| Exercise objective |
Identify the lines that contain the word "JSON" and copy each one.

(Entries with figure data)
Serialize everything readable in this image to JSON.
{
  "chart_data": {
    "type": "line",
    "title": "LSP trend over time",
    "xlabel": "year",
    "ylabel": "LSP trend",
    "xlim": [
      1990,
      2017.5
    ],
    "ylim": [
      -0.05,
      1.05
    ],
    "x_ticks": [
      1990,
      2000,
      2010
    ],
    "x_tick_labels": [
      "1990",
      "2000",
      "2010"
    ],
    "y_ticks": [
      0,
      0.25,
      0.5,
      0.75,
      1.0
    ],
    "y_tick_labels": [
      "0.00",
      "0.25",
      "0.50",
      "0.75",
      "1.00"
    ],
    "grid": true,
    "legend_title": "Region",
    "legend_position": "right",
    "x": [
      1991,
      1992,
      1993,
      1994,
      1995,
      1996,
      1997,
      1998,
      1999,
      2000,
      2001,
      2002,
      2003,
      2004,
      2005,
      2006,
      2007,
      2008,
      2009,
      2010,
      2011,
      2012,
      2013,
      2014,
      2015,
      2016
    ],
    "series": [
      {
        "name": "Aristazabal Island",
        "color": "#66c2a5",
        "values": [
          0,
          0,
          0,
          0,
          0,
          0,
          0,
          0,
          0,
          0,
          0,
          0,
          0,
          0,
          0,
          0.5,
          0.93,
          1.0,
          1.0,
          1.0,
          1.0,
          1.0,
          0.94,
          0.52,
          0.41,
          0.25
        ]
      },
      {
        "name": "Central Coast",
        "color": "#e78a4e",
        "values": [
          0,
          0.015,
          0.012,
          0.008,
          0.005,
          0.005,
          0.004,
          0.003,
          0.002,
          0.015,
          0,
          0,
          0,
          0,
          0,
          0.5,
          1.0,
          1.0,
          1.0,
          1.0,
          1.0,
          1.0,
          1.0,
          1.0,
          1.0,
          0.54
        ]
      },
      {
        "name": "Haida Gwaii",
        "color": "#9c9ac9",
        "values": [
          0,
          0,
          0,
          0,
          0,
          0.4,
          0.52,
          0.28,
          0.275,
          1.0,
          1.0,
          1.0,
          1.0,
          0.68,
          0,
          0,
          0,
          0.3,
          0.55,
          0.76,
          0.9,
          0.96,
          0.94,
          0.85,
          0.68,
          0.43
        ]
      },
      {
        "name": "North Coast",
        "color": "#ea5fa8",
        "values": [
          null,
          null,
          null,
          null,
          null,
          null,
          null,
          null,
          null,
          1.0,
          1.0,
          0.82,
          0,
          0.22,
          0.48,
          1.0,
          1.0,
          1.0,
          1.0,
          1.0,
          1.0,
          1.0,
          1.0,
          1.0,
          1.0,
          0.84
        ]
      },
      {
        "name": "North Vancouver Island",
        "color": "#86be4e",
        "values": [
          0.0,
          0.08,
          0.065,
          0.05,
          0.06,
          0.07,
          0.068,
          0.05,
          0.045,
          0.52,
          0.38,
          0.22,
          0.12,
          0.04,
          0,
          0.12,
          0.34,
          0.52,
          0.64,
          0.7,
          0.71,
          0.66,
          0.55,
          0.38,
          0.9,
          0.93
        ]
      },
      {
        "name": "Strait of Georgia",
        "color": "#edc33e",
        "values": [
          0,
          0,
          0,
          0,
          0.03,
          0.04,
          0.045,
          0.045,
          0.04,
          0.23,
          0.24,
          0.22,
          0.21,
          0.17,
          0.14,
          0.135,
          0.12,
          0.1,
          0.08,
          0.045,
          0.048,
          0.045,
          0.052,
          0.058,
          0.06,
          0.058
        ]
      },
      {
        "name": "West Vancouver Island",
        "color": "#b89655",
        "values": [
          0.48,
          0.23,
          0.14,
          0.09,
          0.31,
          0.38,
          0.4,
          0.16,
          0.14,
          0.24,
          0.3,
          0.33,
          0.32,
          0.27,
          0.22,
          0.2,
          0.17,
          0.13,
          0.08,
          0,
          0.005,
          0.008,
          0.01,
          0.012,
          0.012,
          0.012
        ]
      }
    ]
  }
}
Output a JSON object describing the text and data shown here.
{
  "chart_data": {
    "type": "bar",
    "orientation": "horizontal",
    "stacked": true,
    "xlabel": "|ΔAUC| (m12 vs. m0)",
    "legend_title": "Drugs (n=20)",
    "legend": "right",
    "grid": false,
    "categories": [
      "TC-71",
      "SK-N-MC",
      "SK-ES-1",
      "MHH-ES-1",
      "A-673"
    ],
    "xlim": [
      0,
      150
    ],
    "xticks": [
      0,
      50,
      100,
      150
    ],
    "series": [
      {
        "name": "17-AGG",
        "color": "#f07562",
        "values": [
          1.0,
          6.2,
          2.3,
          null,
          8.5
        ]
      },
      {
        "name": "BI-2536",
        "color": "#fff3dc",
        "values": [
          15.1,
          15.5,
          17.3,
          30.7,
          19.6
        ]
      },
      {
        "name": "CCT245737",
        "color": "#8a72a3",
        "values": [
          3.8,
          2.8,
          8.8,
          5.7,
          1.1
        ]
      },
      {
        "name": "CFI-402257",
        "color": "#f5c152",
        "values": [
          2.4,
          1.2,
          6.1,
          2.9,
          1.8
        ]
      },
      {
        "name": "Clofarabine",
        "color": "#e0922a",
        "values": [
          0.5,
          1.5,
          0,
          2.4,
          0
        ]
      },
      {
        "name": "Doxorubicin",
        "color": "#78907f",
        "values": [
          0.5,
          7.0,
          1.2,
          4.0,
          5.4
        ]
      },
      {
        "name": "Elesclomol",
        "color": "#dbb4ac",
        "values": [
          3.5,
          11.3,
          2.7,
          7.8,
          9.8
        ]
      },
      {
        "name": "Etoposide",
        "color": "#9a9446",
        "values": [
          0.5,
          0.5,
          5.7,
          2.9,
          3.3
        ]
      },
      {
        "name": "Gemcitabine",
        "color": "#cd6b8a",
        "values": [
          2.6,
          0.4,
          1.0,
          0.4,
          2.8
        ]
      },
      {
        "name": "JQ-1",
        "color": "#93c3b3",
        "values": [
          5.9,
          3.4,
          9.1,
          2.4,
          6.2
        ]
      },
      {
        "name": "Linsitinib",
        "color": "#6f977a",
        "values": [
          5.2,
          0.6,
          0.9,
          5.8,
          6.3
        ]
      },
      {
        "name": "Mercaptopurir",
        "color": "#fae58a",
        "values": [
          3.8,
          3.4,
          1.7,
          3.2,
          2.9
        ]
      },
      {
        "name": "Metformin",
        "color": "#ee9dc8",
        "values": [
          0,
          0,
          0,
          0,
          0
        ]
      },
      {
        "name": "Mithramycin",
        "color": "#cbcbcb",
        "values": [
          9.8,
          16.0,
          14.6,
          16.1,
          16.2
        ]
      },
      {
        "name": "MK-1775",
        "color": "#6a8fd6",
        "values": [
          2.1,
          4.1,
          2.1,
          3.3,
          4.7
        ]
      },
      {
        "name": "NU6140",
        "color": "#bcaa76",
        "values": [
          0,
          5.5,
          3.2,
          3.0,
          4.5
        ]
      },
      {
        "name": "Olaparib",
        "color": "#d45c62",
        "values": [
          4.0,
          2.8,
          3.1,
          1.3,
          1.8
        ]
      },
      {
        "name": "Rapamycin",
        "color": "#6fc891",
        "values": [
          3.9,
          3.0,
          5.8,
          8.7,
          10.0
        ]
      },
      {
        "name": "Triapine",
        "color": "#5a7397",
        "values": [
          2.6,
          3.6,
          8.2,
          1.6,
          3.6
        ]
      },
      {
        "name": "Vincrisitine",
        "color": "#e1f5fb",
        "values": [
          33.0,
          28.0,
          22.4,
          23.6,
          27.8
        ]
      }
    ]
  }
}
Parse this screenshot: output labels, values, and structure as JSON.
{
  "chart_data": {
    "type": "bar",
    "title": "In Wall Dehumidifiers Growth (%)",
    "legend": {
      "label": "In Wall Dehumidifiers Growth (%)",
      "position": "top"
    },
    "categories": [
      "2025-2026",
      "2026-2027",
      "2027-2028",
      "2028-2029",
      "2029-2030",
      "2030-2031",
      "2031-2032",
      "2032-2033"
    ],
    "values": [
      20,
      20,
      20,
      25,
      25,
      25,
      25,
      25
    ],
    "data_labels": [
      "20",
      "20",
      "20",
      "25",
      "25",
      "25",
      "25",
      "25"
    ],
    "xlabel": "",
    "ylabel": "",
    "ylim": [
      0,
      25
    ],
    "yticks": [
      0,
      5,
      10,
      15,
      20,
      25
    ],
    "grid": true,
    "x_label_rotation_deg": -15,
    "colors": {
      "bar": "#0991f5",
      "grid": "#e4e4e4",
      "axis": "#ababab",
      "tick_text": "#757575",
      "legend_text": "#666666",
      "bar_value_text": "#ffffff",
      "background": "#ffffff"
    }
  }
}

| Task output |
Serialize everything readable in this image to JSON.
Output a JSON object describing the text and data shown here.
Parse this screenshot: output labels, values, and structure as JSON.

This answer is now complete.